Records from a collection
* * *

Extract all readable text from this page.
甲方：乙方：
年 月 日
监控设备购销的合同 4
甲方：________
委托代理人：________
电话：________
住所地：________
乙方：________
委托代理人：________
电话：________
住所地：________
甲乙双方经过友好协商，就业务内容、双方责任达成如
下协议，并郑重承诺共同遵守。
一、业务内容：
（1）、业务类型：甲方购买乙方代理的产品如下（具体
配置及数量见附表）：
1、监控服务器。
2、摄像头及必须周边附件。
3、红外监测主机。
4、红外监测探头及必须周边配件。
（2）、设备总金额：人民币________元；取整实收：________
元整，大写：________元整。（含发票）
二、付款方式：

* * *

- STATED TASK
Output all of the material, please, exactly as it stands.

- RESULT
Extract all readable text from this page.
甲方：乙方：
年 月 日
监控设备购销的合同 4
甲方：________
委托代理人：________
电话：________
住所地：________
乙方：________
委托代理人：________
电话：________
住所地：________
甲乙双方经过友好协商，就业务内容、双方责任达成如
下协议，并郑重承诺共同遵守。
一、业务内容：
（1）、业务类型：甲方购买乙方代理的产品如下（具体
配置及数量见附表）：
1、监控服务器。
2、摄像头及必须周边附件。
3、红外监测主机。
4、红外监测探头及必须周边配件。
（2）、设备总金额：人民币________元；取整实收：________
元整，大写：________元整。（含发票）
二、付款方式：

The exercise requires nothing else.